__Instruction__
Check every line of the entries that follow, and copy the ones containing "JSON".

__Supplied records__
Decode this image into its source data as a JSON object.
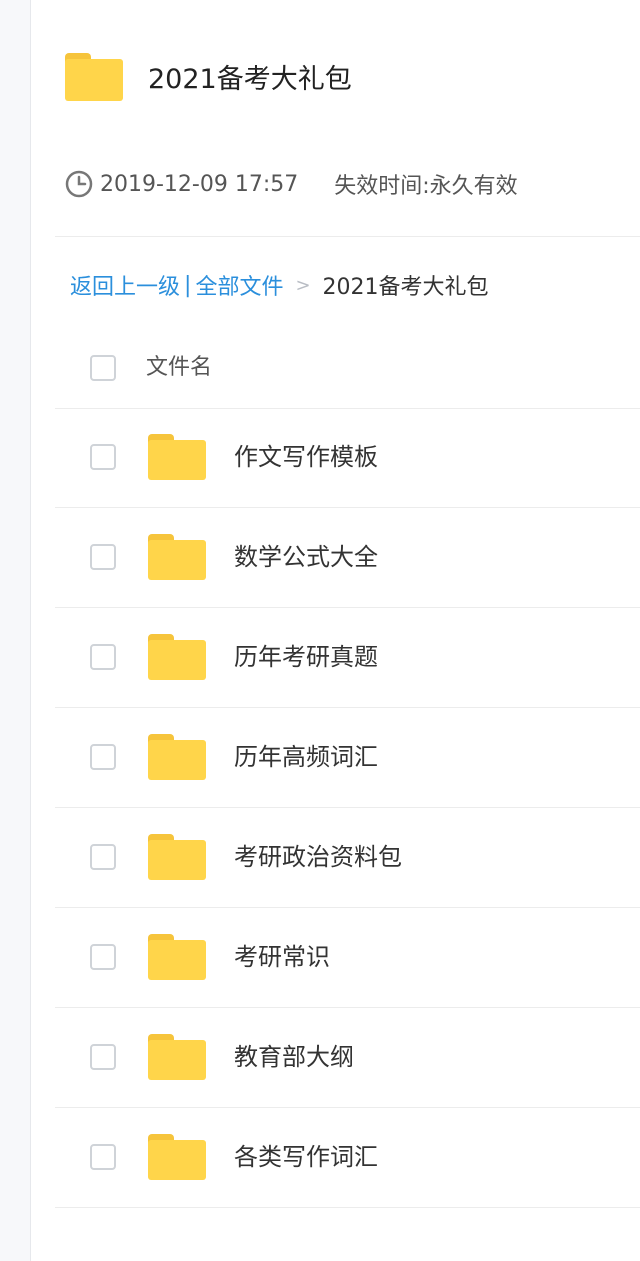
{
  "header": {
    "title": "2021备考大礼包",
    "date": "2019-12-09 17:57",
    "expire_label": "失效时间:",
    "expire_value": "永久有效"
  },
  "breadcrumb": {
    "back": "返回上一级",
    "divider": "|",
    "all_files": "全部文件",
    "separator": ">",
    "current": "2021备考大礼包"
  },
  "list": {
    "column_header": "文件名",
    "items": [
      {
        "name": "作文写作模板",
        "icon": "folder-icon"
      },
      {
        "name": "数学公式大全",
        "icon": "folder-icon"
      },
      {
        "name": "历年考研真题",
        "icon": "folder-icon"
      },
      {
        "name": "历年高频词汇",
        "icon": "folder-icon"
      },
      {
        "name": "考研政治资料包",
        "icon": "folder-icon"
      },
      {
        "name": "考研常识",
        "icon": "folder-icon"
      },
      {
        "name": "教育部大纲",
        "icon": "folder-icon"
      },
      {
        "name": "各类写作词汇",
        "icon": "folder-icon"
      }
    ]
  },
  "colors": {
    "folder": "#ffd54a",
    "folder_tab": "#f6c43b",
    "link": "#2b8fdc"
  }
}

* * *

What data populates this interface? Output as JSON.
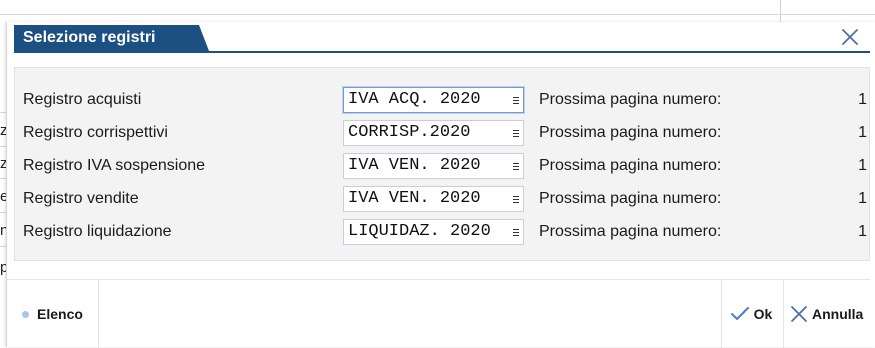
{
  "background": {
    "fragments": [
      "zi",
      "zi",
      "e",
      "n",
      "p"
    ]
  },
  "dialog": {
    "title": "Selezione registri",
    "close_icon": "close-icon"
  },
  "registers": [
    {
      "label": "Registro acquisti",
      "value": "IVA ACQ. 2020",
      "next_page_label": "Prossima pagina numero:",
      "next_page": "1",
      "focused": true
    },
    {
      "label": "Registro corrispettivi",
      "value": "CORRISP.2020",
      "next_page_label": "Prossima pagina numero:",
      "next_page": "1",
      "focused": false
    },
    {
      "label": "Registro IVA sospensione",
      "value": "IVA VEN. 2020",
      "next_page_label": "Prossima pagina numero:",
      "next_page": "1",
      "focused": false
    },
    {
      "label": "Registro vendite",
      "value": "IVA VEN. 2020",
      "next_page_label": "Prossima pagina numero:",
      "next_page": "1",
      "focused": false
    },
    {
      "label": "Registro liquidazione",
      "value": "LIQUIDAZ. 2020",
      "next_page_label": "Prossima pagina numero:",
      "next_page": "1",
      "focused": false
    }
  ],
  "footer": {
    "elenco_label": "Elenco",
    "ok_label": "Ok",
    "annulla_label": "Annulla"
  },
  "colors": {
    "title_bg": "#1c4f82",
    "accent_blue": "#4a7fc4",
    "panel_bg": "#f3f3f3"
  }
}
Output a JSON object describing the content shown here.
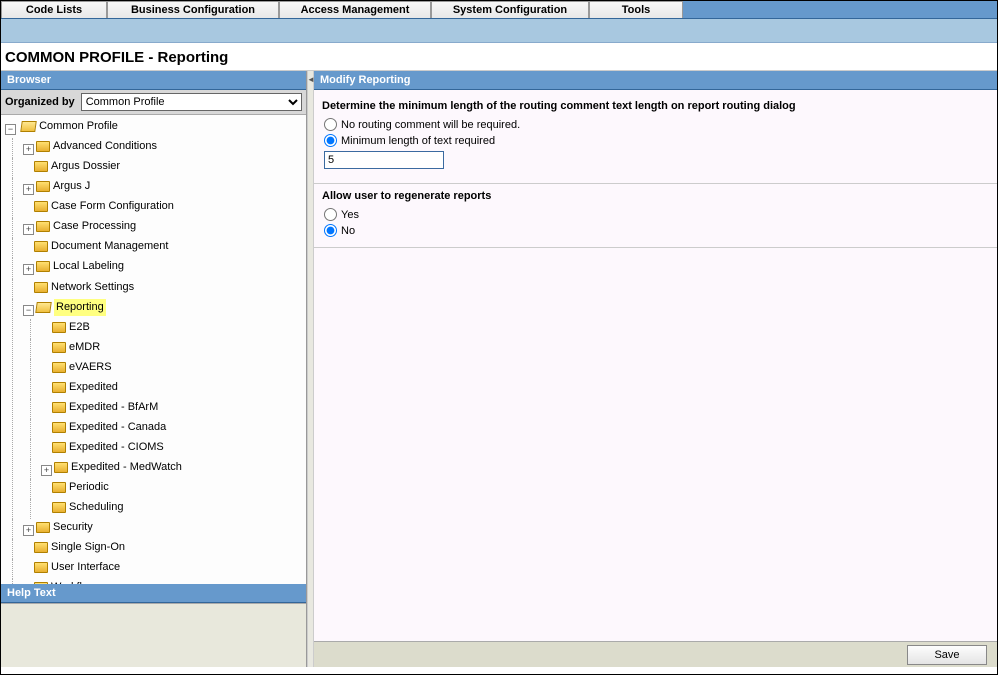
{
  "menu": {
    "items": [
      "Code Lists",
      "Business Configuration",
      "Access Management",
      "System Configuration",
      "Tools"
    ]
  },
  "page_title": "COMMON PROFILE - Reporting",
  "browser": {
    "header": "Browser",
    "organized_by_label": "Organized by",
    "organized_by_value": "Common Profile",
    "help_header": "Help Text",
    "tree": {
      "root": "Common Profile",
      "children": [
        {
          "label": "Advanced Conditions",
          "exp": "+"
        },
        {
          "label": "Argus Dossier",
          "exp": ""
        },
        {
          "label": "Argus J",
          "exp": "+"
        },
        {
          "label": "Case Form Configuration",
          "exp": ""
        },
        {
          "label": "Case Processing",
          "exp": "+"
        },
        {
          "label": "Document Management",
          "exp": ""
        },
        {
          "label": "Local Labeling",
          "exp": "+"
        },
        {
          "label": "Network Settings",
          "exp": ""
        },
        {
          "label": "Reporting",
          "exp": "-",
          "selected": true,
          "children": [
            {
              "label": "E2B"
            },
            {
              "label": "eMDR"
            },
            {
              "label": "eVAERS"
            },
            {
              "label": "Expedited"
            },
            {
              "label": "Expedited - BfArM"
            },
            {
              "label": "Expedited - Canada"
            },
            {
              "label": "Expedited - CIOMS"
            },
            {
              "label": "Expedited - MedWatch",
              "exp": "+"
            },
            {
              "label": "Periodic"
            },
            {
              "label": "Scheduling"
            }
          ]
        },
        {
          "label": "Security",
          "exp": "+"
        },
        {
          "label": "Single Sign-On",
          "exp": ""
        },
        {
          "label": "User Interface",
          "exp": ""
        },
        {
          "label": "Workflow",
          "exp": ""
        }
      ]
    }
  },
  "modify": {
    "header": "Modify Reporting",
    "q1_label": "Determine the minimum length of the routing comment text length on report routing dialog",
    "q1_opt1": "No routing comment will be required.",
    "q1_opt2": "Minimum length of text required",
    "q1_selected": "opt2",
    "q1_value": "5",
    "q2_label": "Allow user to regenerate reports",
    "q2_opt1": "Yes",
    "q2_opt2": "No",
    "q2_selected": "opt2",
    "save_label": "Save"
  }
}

__Answer to the problem__
Decode this image into its source data as a JSON object.
What data populates this interface? Output as JSON.
Output a JSON object describing the content shown here.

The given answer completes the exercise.